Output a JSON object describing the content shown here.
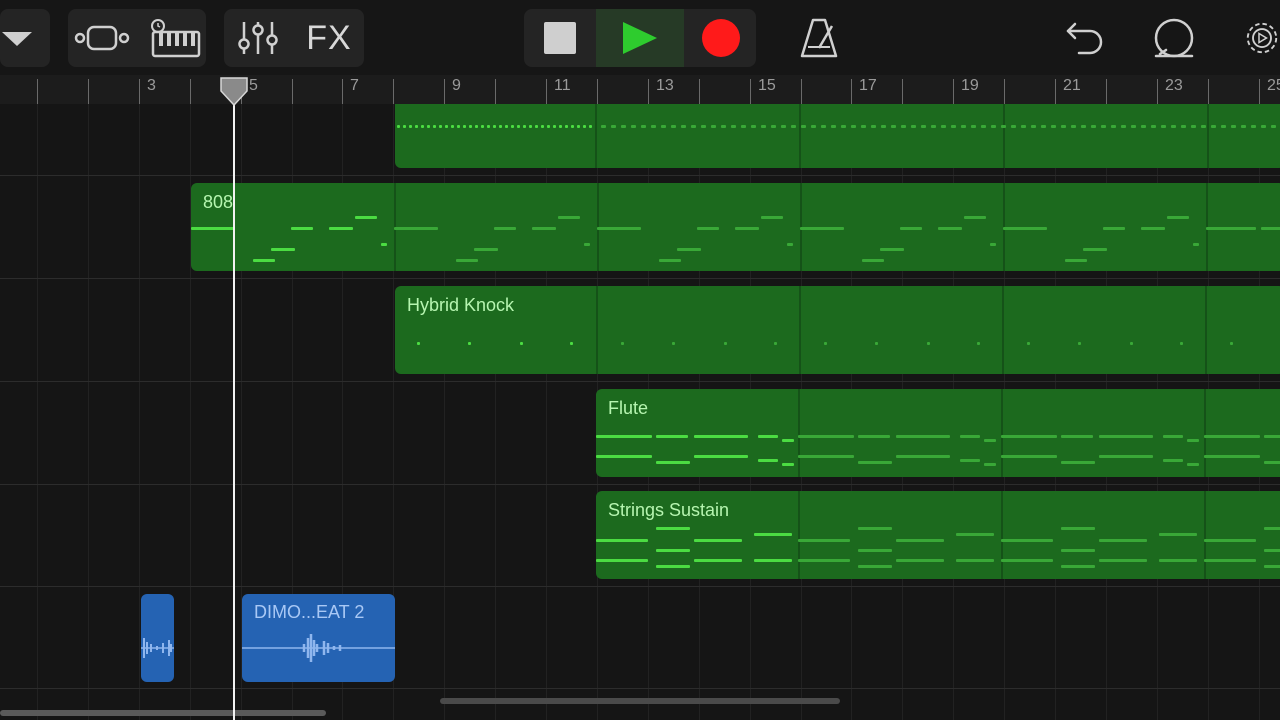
{
  "toolbar": {
    "fx_label": "FX",
    "transport": {
      "stop": "stop-icon",
      "play": "play-icon",
      "record": "record-icon",
      "play_color": "#2ecc2e",
      "record_color": "#ff1a1a"
    },
    "icons": [
      "dropdown-icon",
      "tracks-view-icon",
      "smart-keyboard-icon",
      "mixer-icon",
      "metronome-icon",
      "undo-icon",
      "loop-browser-icon",
      "settings-icon"
    ]
  },
  "ruler": {
    "bar_numbers": [
      "3",
      "5",
      "7",
      "9",
      "11",
      "13",
      "15",
      "17",
      "19",
      "21",
      "23",
      "25"
    ]
  },
  "tracks": [
    {
      "name": "808",
      "color": "#1c6a1e"
    },
    {
      "name": "Hybrid Knock",
      "color": "#1c6a1e"
    },
    {
      "name": "Flute",
      "color": "#1c6a1e"
    },
    {
      "name": "Strings Sustain",
      "color": "#1c6a1e"
    },
    {
      "name": "DIMO...EAT 2",
      "color": "#2563b3"
    }
  ]
}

__Goal of the exercise__
Count the lines in the records above that contain the word "name", and reply with only that number.

__Exercise output__
5